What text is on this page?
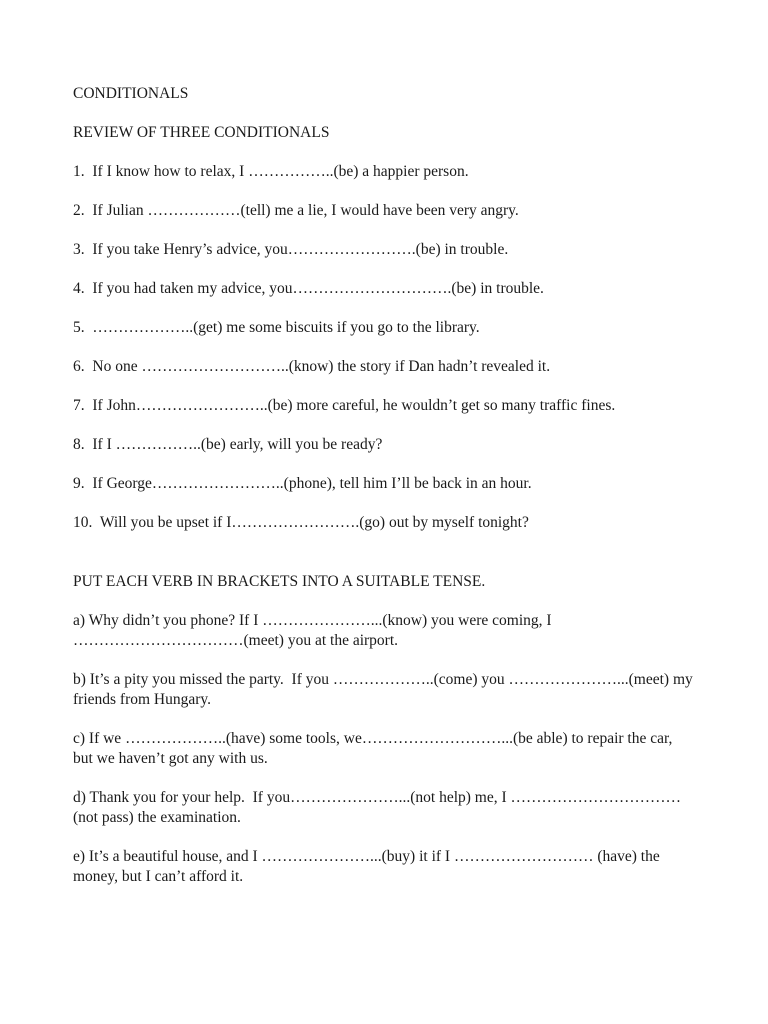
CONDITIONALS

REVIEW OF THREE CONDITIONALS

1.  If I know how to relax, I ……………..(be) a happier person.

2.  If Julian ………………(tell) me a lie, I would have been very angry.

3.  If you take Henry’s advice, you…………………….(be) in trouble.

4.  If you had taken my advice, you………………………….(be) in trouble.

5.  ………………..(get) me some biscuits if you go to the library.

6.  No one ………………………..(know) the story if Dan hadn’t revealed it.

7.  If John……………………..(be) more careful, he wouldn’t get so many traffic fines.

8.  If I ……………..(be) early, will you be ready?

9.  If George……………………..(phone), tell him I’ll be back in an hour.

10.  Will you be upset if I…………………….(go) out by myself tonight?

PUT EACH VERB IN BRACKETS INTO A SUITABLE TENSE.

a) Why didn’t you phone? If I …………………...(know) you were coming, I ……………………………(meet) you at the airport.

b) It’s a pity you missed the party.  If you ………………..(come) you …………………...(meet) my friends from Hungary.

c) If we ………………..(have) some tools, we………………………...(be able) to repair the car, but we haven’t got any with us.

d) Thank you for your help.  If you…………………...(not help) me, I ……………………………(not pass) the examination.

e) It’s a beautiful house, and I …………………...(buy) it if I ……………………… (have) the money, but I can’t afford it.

▬▬▬

◆ **WHAT THE TASK REQUIRES**: All of the data above should be transcribed verbatim, with pictures omitted.

◆ **ANSWER TO THE EXERCISE**:
What text is on this page?
CONDITIONALS

REVIEW OF THREE CONDITIONALS

1.  If I know how to relax, I ……………..(be) a happier person.

2.  If Julian ………………(tell) me a lie, I would have been very angry.

3.  If you take Henry’s advice, you…………………….(be) in trouble.

4.  If you had taken my advice, you………………………….(be) in trouble.

5.  ………………..(get) me some biscuits if you go to the library.

6.  No one ………………………..(know) the story if Dan hadn’t revealed it.

7.  If John……………………..(be) more careful, he wouldn’t get so many traffic fines.

8.  If I ……………..(be) early, will you be ready?

9.  If George……………………..(phone), tell him I’ll be back in an hour.

10.  Will you be upset if I…………………….(go) out by myself tonight?

PUT EACH VERB IN BRACKETS INTO A SUITABLE TENSE.

a) Why didn’t you phone? If I …………………...(know) you were coming, I ……………………………(meet) you at the airport.

b) It’s a pity you missed the party.  If you ………………..(come) you …………………...(meet) my friends from Hungary.

c) If we ………………..(have) some tools, we………………………...(be able) to repair the car, but we haven’t got any with us.

d) Thank you for your help.  If you…………………...(not help) me, I ……………………………(not pass) the examination.

e) It’s a beautiful house, and I …………………...(buy) it if I ……………………… (have) the money, but I can’t afford it.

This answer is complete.